### INPUT

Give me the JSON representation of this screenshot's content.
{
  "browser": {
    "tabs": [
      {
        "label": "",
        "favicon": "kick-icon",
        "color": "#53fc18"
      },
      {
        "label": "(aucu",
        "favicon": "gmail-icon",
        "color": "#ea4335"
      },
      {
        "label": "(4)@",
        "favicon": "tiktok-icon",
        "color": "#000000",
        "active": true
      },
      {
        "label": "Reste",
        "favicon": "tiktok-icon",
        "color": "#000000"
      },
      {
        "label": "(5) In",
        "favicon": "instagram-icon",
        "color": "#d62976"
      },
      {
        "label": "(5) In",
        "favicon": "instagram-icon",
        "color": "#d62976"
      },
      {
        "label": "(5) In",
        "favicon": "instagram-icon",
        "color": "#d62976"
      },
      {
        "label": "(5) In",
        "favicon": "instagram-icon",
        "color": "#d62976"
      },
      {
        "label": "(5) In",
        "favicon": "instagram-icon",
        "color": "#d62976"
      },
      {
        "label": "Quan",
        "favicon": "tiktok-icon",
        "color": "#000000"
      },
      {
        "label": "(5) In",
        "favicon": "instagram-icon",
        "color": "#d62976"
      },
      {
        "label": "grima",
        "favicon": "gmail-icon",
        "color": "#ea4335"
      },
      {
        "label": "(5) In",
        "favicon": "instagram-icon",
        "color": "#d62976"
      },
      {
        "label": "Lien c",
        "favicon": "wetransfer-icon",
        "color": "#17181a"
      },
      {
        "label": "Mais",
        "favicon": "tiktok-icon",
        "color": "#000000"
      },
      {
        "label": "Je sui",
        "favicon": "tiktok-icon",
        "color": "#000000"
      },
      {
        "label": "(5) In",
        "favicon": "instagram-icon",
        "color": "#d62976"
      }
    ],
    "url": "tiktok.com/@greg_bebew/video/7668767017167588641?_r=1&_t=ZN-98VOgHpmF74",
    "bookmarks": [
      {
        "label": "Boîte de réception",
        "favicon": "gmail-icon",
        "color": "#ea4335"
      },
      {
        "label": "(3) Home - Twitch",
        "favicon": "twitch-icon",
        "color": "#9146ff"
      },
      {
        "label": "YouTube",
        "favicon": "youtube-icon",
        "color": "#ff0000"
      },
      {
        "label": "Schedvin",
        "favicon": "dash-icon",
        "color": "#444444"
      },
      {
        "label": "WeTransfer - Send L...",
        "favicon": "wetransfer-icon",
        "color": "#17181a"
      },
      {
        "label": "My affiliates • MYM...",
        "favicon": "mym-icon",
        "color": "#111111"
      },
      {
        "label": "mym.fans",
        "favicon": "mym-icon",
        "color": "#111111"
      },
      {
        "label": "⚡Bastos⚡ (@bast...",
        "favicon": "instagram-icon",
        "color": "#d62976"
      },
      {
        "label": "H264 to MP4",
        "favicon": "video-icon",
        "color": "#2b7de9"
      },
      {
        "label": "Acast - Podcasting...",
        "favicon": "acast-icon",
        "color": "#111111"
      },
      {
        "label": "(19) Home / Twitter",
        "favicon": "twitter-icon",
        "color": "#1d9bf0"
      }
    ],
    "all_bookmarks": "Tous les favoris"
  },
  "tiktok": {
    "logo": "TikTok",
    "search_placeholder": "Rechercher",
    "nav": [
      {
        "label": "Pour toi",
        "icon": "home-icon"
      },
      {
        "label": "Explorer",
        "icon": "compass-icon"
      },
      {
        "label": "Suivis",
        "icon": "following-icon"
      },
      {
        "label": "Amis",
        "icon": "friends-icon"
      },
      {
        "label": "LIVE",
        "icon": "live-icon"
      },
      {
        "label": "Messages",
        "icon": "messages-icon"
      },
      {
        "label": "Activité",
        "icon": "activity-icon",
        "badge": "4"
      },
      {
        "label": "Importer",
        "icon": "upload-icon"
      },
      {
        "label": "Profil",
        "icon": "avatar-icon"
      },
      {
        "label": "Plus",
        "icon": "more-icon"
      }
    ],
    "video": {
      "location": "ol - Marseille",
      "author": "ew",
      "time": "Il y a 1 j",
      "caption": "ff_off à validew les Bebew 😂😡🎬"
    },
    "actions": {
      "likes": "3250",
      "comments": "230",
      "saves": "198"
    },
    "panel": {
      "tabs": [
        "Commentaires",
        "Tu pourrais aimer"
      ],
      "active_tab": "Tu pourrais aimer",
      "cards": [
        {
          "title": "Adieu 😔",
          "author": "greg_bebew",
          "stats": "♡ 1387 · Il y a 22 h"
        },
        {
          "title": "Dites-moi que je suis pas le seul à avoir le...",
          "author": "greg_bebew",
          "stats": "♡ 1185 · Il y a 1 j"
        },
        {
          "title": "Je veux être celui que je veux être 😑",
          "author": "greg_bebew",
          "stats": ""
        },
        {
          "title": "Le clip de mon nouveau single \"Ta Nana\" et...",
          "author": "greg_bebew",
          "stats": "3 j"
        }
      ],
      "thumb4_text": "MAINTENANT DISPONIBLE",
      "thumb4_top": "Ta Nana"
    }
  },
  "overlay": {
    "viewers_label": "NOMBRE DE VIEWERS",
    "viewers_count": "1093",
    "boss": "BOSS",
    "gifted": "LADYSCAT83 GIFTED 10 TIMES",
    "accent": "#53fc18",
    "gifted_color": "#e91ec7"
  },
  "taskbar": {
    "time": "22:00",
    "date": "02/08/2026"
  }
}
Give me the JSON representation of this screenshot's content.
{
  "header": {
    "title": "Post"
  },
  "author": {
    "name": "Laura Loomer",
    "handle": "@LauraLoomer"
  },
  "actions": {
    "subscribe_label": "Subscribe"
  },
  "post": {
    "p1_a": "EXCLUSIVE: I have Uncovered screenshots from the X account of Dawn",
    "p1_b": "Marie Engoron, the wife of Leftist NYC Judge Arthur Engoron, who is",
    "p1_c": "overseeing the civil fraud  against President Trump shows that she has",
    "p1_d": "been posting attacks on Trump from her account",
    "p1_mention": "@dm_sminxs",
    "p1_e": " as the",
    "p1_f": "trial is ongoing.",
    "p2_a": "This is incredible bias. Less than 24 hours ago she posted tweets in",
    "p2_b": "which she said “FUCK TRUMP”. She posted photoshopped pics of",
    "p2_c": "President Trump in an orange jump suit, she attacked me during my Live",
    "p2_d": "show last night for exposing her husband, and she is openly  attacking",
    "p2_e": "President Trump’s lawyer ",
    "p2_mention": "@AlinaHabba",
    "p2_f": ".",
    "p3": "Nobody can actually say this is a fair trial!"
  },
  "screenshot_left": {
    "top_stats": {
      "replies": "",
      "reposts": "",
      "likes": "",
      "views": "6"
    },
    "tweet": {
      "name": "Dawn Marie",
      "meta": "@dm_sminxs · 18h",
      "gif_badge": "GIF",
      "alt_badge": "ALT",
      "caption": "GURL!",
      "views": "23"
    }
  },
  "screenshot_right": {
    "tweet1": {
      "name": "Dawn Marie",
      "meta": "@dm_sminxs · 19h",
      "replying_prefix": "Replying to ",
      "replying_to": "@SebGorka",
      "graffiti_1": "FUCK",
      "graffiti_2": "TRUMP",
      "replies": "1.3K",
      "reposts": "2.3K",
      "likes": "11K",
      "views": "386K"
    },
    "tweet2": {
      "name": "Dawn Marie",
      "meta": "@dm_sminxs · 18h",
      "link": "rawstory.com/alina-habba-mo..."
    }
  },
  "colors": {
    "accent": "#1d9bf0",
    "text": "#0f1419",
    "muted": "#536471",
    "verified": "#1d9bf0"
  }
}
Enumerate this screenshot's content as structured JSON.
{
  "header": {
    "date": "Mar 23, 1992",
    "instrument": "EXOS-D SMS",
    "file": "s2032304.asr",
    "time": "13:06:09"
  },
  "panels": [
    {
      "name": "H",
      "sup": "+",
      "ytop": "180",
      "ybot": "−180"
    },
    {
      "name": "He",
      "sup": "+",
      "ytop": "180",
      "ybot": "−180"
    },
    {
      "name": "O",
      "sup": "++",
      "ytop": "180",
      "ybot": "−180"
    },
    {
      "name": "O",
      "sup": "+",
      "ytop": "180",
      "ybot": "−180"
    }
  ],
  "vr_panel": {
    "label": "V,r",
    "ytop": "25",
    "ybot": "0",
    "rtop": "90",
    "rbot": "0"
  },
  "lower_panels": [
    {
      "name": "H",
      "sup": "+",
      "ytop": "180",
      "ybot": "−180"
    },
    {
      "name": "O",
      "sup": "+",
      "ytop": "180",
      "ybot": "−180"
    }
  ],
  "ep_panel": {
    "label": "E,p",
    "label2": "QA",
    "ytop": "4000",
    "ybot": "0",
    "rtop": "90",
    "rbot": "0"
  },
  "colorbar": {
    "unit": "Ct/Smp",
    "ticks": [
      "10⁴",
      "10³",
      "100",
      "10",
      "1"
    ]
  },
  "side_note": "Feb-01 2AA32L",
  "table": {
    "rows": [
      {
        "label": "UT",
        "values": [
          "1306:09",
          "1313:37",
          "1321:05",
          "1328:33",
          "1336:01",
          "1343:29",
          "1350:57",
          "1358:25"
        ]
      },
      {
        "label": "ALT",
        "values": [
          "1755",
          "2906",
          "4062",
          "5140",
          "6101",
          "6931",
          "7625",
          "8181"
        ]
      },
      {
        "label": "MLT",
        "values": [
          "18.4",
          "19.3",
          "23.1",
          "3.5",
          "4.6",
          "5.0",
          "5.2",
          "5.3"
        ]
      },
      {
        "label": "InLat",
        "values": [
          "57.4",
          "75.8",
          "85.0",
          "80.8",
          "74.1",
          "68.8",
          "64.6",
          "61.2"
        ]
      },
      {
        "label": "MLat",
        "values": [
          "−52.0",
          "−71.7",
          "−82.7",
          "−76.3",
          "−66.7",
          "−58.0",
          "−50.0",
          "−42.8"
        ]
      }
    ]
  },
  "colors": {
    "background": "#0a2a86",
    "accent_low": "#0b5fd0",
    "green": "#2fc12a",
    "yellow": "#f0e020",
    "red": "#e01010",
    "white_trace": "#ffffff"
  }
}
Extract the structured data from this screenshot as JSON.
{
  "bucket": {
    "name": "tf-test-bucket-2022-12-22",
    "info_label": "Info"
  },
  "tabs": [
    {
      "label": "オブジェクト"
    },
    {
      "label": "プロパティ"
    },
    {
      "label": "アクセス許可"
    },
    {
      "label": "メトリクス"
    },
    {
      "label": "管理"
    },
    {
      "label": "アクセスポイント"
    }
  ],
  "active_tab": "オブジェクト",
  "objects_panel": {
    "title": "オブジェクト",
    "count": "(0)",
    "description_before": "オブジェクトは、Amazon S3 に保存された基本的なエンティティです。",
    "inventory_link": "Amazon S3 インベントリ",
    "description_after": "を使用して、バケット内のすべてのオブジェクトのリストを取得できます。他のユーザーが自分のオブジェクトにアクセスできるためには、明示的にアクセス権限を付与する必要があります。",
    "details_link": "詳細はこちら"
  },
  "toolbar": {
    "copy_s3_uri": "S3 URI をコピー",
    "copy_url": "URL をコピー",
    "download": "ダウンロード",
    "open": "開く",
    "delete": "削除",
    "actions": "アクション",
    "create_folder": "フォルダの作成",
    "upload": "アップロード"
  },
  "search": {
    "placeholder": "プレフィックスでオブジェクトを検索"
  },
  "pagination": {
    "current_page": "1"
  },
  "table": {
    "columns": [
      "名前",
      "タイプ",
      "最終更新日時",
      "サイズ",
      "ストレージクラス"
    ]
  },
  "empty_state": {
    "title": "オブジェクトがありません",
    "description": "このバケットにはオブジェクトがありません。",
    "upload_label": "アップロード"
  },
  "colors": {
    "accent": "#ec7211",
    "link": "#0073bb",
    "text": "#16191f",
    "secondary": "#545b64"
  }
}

### EXERCISE TASK
Copy out exactly the lines between the line with "Extract the structured" and the last line of the entries, counting both of those lines.

### PROBLEM SOLUTION
Extract the structured data from this screenshot as JSON.
{
  "bucket": {
    "name": "tf-test-bucket-2022-12-22",
    "info_label": "Info"
  },
  "tabs": [
    {
      "label": "オブジェクト"
    },
    {
      "label": "プロパティ"
    },
    {
      "label": "アクセス許可"
    },
    {
      "label": "メトリクス"
    },
    {
      "label": "管理"
    },
    {
      "label": "アクセスポイント"
    }
  ],
  "active_tab": "オブジェクト",
  "objects_panel": {
    "title": "オブジェクト",
    "count": "(0)",
    "description_before": "オブジェクトは、Amazon S3 に保存された基本的なエンティティです。",
    "inventory_link": "Amazon S3 インベントリ",
    "description_after": "を使用して、バケット内のすべてのオブジェクトのリストを取得できます。他のユーザーが自分のオブジェクトにアクセスできるためには、明示的にアクセス権限を付与する必要があります。",
    "details_link": "詳細はこちら"
  },
  "toolbar": {
    "copy_s3_uri": "S3 URI をコピー",
    "copy_url": "URL をコピー",
    "download": "ダウンロード",
    "open": "開く",
    "delete": "削除",
    "actions": "アクション",
    "create_folder": "フォルダの作成",
    "upload": "アップロード"
  },
  "search": {
    "placeholder": "プレフィックスでオブジェクトを検索"
  },
  "pagination": {
    "current_page": "1"
  },
  "table": {
    "columns": [
      "名前",
      "タイプ",
      "最終更新日時",
      "サイズ",
      "ストレージクラス"
    ]
  },
  "empty_state": {
    "title": "オブジェクトがありません",
    "description": "このバケットにはオブジェクトがありません。",
    "upload_label": "アップロード"
  },
  "colors": {
    "accent": "#ec7211",
    "link": "#0073bb",
    "text": "#16191f",
    "secondary": "#545b64"
  }
}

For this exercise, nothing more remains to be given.